_WHAT THE EXERCISE ASKS_. Output the full listing below exactly as it reads, and skip anything that is a picture.

_RECORDS_.

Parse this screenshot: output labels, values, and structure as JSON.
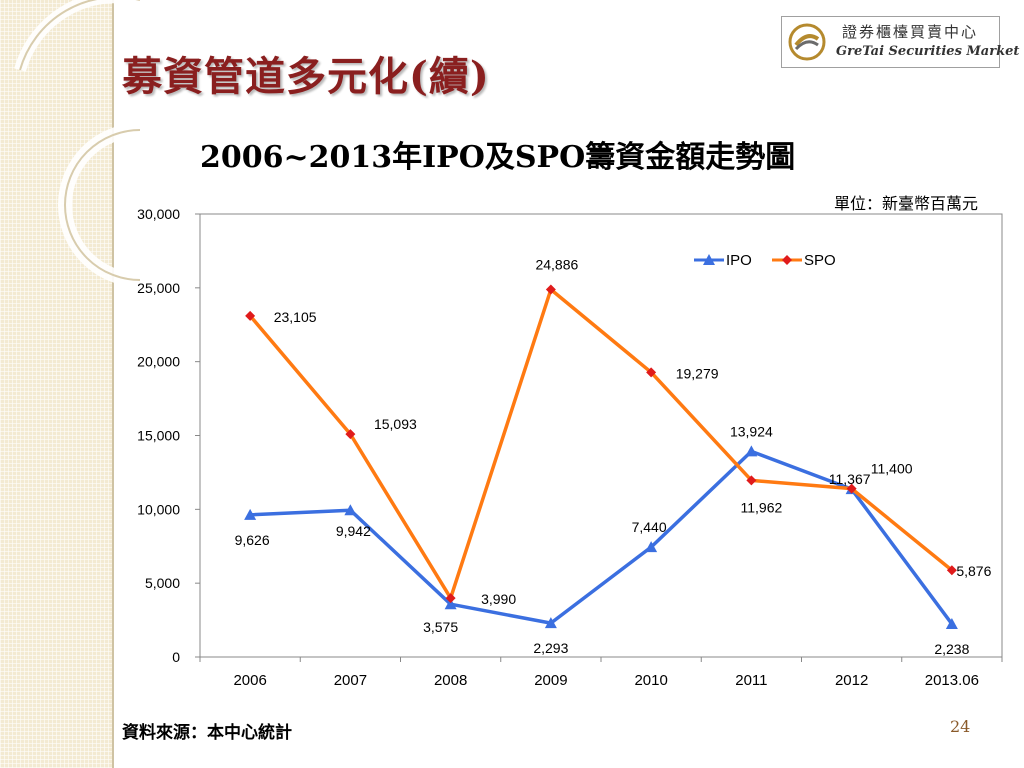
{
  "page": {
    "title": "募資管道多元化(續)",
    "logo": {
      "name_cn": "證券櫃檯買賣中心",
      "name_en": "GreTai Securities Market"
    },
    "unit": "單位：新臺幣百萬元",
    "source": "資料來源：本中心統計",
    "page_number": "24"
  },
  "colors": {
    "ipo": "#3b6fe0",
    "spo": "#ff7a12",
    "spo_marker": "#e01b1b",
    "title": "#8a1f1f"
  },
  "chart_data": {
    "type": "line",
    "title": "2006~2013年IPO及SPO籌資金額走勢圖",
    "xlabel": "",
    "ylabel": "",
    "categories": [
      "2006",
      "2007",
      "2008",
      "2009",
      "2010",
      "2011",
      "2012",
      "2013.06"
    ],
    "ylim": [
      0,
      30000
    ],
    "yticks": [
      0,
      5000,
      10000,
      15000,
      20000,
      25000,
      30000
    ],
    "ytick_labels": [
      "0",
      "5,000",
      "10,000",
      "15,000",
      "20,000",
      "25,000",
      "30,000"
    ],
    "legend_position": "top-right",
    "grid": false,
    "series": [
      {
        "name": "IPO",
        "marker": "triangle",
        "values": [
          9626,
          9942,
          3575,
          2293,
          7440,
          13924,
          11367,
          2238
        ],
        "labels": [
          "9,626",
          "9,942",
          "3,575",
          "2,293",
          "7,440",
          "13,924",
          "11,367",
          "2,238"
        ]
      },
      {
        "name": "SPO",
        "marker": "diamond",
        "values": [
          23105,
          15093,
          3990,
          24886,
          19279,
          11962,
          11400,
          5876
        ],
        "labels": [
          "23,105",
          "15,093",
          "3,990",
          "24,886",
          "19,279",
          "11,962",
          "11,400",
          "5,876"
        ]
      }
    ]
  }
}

_IN RESPONSE_.
Parse this screenshot: output labels, values, and structure as JSON.
{
  "page": {
    "title": "募資管道多元化(續)",
    "logo": {
      "name_cn": "證券櫃檯買賣中心",
      "name_en": "GreTai Securities Market"
    },
    "unit": "單位：新臺幣百萬元",
    "source": "資料來源：本中心統計",
    "page_number": "24"
  },
  "colors": {
    "ipo": "#3b6fe0",
    "spo": "#ff7a12",
    "spo_marker": "#e01b1b",
    "title": "#8a1f1f"
  },
  "chart_data": {
    "type": "line",
    "title": "2006~2013年IPO及SPO籌資金額走勢圖",
    "xlabel": "",
    "ylabel": "",
    "categories": [
      "2006",
      "2007",
      "2008",
      "2009",
      "2010",
      "2011",
      "2012",
      "2013.06"
    ],
    "ylim": [
      0,
      30000
    ],
    "yticks": [
      0,
      5000,
      10000,
      15000,
      20000,
      25000,
      30000
    ],
    "ytick_labels": [
      "0",
      "5,000",
      "10,000",
      "15,000",
      "20,000",
      "25,000",
      "30,000"
    ],
    "legend_position": "top-right",
    "grid": false,
    "series": [
      {
        "name": "IPO",
        "marker": "triangle",
        "values": [
          9626,
          9942,
          3575,
          2293,
          7440,
          13924,
          11367,
          2238
        ],
        "labels": [
          "9,626",
          "9,942",
          "3,575",
          "2,293",
          "7,440",
          "13,924",
          "11,367",
          "2,238"
        ]
      },
      {
        "name": "SPO",
        "marker": "diamond",
        "values": [
          23105,
          15093,
          3990,
          24886,
          19279,
          11962,
          11400,
          5876
        ],
        "labels": [
          "23,105",
          "15,093",
          "3,990",
          "24,886",
          "19,279",
          "11,962",
          "11,400",
          "5,876"
        ]
      }
    ]
  }
}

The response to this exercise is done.